> _LISTED ENTRIES_

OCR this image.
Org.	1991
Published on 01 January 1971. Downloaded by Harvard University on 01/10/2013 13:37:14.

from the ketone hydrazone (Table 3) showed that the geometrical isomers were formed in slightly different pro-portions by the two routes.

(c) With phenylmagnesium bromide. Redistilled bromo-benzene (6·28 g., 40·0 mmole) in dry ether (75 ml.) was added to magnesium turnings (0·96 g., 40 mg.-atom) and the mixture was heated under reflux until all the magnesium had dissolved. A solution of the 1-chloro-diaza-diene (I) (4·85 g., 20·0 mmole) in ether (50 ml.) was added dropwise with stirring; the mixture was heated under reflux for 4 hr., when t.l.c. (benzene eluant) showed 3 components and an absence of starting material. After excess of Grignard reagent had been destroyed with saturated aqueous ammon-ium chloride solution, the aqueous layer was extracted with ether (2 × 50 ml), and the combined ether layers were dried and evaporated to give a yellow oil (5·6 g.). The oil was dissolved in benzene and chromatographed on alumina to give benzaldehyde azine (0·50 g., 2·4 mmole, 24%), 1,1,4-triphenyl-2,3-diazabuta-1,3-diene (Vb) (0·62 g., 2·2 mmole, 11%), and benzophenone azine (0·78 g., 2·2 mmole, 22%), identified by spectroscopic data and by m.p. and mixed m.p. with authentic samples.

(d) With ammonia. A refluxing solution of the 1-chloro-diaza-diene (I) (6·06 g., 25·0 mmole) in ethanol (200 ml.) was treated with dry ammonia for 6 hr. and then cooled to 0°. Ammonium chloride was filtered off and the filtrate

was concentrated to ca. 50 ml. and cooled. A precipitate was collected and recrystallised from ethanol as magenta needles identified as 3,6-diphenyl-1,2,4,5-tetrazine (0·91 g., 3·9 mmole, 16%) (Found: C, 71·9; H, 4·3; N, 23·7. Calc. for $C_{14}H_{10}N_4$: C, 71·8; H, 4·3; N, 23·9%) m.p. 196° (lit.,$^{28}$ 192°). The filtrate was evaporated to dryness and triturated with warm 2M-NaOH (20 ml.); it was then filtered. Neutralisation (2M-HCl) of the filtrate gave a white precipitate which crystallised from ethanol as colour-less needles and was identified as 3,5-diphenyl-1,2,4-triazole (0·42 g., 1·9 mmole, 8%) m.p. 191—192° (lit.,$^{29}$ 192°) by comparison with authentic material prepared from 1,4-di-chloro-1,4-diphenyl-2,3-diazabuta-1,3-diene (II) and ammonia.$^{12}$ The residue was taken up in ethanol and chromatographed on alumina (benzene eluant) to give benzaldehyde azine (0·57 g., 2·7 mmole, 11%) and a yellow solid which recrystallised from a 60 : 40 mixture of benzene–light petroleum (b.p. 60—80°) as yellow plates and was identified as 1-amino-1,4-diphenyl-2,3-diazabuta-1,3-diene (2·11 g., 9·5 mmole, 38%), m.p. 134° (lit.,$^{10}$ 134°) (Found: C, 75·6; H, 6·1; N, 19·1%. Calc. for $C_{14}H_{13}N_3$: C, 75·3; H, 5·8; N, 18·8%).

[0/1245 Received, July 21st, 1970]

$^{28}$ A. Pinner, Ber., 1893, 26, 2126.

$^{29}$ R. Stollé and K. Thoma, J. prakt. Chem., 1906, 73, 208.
---
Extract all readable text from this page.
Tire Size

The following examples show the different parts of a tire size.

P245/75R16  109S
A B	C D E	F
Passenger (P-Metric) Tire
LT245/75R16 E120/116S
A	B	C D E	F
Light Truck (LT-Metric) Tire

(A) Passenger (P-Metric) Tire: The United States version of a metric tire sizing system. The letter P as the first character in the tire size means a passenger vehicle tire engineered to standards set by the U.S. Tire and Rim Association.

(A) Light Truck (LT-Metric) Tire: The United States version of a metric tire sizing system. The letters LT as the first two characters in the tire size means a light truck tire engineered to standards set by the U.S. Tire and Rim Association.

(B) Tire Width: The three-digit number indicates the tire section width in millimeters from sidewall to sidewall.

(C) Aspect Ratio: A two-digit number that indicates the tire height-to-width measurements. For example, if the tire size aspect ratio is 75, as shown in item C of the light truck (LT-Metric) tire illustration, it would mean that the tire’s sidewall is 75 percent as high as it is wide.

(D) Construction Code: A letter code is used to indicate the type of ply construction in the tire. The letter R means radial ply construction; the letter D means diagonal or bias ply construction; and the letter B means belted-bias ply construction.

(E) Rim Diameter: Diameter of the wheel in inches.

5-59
---
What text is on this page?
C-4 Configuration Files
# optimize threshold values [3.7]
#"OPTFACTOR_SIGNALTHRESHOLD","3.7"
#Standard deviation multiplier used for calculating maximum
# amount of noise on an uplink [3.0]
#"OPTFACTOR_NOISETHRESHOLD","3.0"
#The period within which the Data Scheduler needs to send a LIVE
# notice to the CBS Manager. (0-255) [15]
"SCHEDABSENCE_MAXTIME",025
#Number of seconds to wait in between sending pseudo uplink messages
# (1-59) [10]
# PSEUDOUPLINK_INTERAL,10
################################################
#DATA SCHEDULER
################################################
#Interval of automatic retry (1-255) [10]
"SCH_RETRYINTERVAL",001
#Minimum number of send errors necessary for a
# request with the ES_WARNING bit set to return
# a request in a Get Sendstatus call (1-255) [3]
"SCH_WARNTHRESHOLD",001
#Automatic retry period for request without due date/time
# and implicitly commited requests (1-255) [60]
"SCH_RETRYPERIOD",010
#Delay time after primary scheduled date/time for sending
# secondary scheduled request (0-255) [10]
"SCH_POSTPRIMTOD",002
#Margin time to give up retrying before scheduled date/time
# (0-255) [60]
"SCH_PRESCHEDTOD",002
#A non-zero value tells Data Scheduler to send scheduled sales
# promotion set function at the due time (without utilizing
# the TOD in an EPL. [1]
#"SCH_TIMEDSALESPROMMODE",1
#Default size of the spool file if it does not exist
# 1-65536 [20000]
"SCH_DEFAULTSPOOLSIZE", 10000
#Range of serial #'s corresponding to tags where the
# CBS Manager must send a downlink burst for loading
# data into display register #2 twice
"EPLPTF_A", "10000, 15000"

> _EXERCISE DESCRIPTION_
Return all lines of the material above in which the word "indicates" occurs.

> _CORRECT RESPONSE_
(B) Tire Width: The three-digit number indicates the tire section width in millimeters from sidewall to sidewall.
(C) Aspect Ratio: A two-digit number that indicates the tire height-to-width measurements. For example, if the tire size aspect ratio is 75, as shown in item C of the light truck (LT-Metric) tire illustration, it would mean that the tire’s sidewall is 75 percent as high as it is wide.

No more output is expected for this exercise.